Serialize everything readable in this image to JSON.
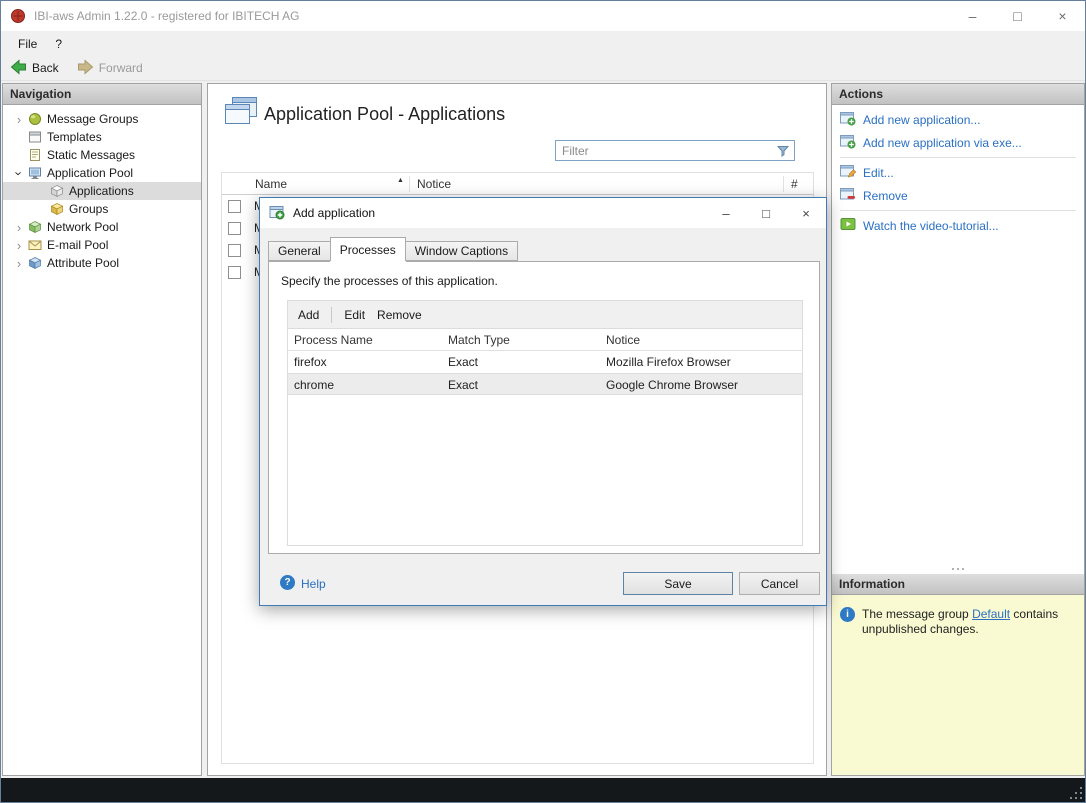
{
  "window": {
    "title": "IBI-aws Admin 1.22.0 - registered for IBITECH AG",
    "controls": {
      "minimize": "–",
      "maximize": "□",
      "close": "×"
    }
  },
  "menubar": {
    "items": [
      {
        "label": "File"
      },
      {
        "label": "?"
      }
    ]
  },
  "toolbar": {
    "back_label": "Back",
    "forward_label": "Forward"
  },
  "navigation": {
    "header": "Navigation",
    "items": [
      {
        "label": "Message Groups",
        "state": "collapsed"
      },
      {
        "label": "Templates",
        "state": "leaf"
      },
      {
        "label": "Static Messages",
        "state": "leaf"
      },
      {
        "label": "Application Pool",
        "state": "expanded"
      },
      {
        "label": "Applications",
        "state": "leaf",
        "selected": true
      },
      {
        "label": "Groups",
        "state": "leaf"
      },
      {
        "label": "Network Pool",
        "state": "collapsed"
      },
      {
        "label": "E-mail Pool",
        "state": "collapsed"
      },
      {
        "label": "Attribute Pool",
        "state": "collapsed"
      }
    ]
  },
  "main": {
    "title": "Application Pool - Applications",
    "filter": {
      "placeholder": "Filter"
    },
    "table": {
      "columns": {
        "name": "Name",
        "notice": "Notice",
        "number": "#"
      },
      "sort_column": "Name",
      "rows": [
        {
          "name": "M"
        },
        {
          "name": "M"
        },
        {
          "name": "M"
        },
        {
          "name": "M"
        }
      ]
    }
  },
  "dialog": {
    "title": "Add application",
    "controls": {
      "minimize": "–",
      "maximize": "□",
      "close": "×"
    },
    "tabs": [
      {
        "label": "General",
        "active": false
      },
      {
        "label": "Processes",
        "active": true
      },
      {
        "label": "Window Captions",
        "active": false
      }
    ],
    "description": "Specify the processes of this application.",
    "toolbar": {
      "add": "Add",
      "edit": "Edit",
      "remove": "Remove"
    },
    "table": {
      "columns": {
        "process_name": "Process Name",
        "match_type": "Match Type",
        "notice": "Notice"
      },
      "rows": [
        {
          "process_name": "firefox",
          "match_type": "Exact",
          "notice": "Mozilla Firefox Browser",
          "selected": false
        },
        {
          "process_name": "chrome",
          "match_type": "Exact",
          "notice": "Google Chrome Browser",
          "selected": true
        }
      ]
    },
    "help_label": "Help",
    "buttons": {
      "save": "Save",
      "cancel": "Cancel"
    }
  },
  "actions": {
    "header": "Actions",
    "items": [
      {
        "label": "Add new application..."
      },
      {
        "label": "Add new application via exe..."
      },
      {
        "label": "Edit..."
      },
      {
        "label": "Remove"
      },
      {
        "label": "Watch the video-tutorial..."
      }
    ]
  },
  "information": {
    "header": "Information",
    "message": {
      "text_before": "The message group ",
      "link": "Default",
      "text_after": " contains unpublished changes."
    }
  },
  "icons": {
    "chevron": "›",
    "sort_asc": "▲",
    "help_glyph": "?",
    "info_glyph": "i"
  },
  "colors": {
    "link_blue": "#2a70c2",
    "selection_gray": "#dcdcdc",
    "info_panel_yellow": "#fafad2",
    "status_bar_dark": "#14181b",
    "dialog_border_blue": "#3f7cb6"
  }
}
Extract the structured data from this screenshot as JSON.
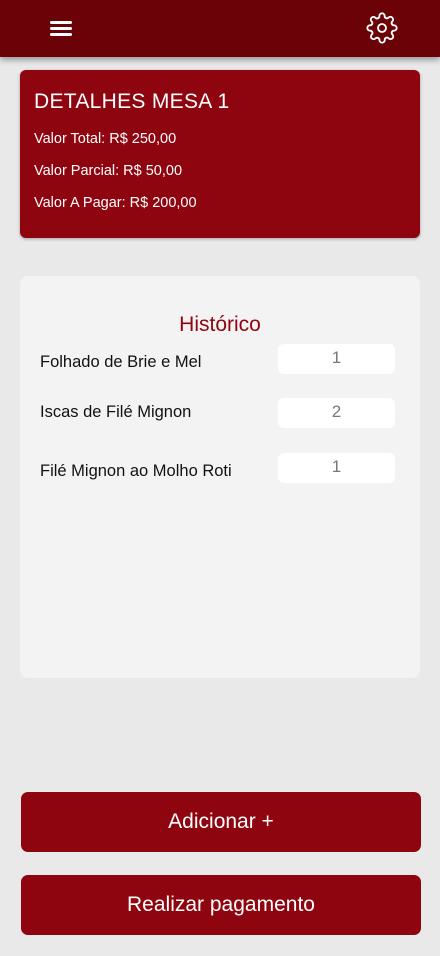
{
  "header": {
    "menu_icon": "hamburger-menu-icon",
    "settings_icon": "gear-icon"
  },
  "details": {
    "title": "DETALHES MESA 1",
    "valor_total": "Valor Total: R$ 250,00",
    "valor_parcial": "Valor Parcial: R$ 50,00",
    "valor_a_pagar": "Valor A Pagar: R$ 200,00"
  },
  "history": {
    "title": "Histórico",
    "items": [
      {
        "name": "Folhado de Brie e Mel",
        "qty": "1"
      },
      {
        "name": "Iscas de Filé Mignon",
        "qty": "2"
      },
      {
        "name": "Filé Mignon ao Molho Roti",
        "qty": "1"
      }
    ]
  },
  "actions": {
    "add_label": "Adicionar +",
    "pay_label": "Realizar pagamento"
  },
  "colors": {
    "header_bg": "#6b0208",
    "accent": "#8e0510",
    "page_bg": "#e9e9e9",
    "card_bg": "#f3f3f3"
  }
}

━━━━━━━━━━━━━━━━━━━━

Every line is to be duplicated exactly, though pictures stay out.

**Task result**
Serialize everything readable in this image to JSON.
{
  "window": {
    "title": "IBI-aws Admin 1.22.0 - registered for IBITECH AG",
    "controls": {
      "minimize": "–",
      "maximize": "□",
      "close": "×"
    }
  },
  "menubar": {
    "items": [
      {
        "label": "File"
      },
      {
        "label": "?"
      }
    ]
  },
  "toolbar": {
    "back_label": "Back",
    "forward_label": "Forward"
  },
  "navigation": {
    "header": "Navigation",
    "items": [
      {
        "label": "Message Groups",
        "state": "collapsed"
      },
      {
        "label": "Templates",
        "state": "leaf"
      },
      {
        "label": "Static Messages",
        "state": "leaf"
      },
      {
        "label": "Application Pool",
        "state": "expanded"
      },
      {
        "label": "Applications",
        "state": "leaf",
        "selected": true
      },
      {
        "label": "Groups",
        "state": "leaf"
      },
      {
        "label": "Network Pool",
        "state": "collapsed"
      },
      {
        "label": "E-mail Pool",
        "state": "collapsed"
      },
      {
        "label": "Attribute Pool",
        "state": "collapsed"
      }
    ]
  },
  "main": {
    "title": "Application Pool - Applications",
    "filter": {
      "placeholder": "Filter"
    },
    "table": {
      "columns": {
        "name": "Name",
        "notice": "Notice",
        "number": "#"
      },
      "sort_column": "Name",
      "rows": [
        {
          "name": "M"
        },
        {
          "name": "M"
        },
        {
          "name": "M"
        },
        {
          "name": "M"
        }
      ]
    }
  },
  "dialog": {
    "title": "Add application",
    "controls": {
      "minimize": "–",
      "maximize": "□",
      "close": "×"
    },
    "tabs": [
      {
        "label": "General",
        "active": false
      },
      {
        "label": "Processes",
        "active": true
      },
      {
        "label": "Window Captions",
        "active": false
      }
    ],
    "description": "Specify the processes of this application.",
    "toolbar": {
      "add": "Add",
      "edit": "Edit",
      "remove": "Remove"
    },
    "table": {
      "columns": {
        "process_name": "Process Name",
        "match_type": "Match Type",
        "notice": "Notice"
      },
      "rows": [
        {
          "process_name": "firefox",
          "match_type": "Exact",
          "notice": "Mozilla Firefox Browser",
          "selected": false
        },
        {
          "process_name": "chrome",
          "match_type": "Exact",
          "notice": "Google Chrome Browser",
          "selected": true
        }
      ]
    },
    "help_label": "Help",
    "buttons": {
      "save": "Save",
      "cancel": "Cancel"
    }
  },
  "actions": {
    "header": "Actions",
    "items": [
      {
        "label": "Add new application..."
      },
      {
        "label": "Add new application via exe..."
      },
      {
        "label": "Edit..."
      },
      {
        "label": "Remove"
      },
      {
        "label": "Watch the video-tutorial..."
      }
    ]
  },
  "information": {
    "header": "Information",
    "message": {
      "text_before": "The message group ",
      "link": "Default",
      "text_after": " contains unpublished changes."
    }
  },
  "icons": {
    "chevron": "›",
    "sort_asc": "▲",
    "help_glyph": "?",
    "info_glyph": "i"
  },
  "colors": {
    "link_blue": "#2a70c2",
    "selection_gray": "#dcdcdc",
    "info_panel_yellow": "#fafad2",
    "status_bar_dark": "#14181b",
    "dialog_border_blue": "#3f7cb6"
  }
}
Extract the structured data from this screenshot as JSON.
{
  "header": {
    "menu_icon": "hamburger-menu-icon",
    "settings_icon": "gear-icon"
  },
  "details": {
    "title": "DETALHES MESA 1",
    "valor_total": "Valor Total: R$ 250,00",
    "valor_parcial": "Valor Parcial: R$ 50,00",
    "valor_a_pagar": "Valor A Pagar: R$ 200,00"
  },
  "history": {
    "title": "Histórico",
    "items": [
      {
        "name": "Folhado de Brie e Mel",
        "qty": "1"
      },
      {
        "name": "Iscas de Filé Mignon",
        "qty": "2"
      },
      {
        "name": "Filé Mignon ao Molho Roti",
        "qty": "1"
      }
    ]
  },
  "actions": {
    "add_label": "Adicionar +",
    "pay_label": "Realizar pagamento"
  },
  "colors": {
    "header_bg": "#6b0208",
    "accent": "#8e0510",
    "page_bg": "#e9e9e9",
    "card_bg": "#f3f3f3"
  }
}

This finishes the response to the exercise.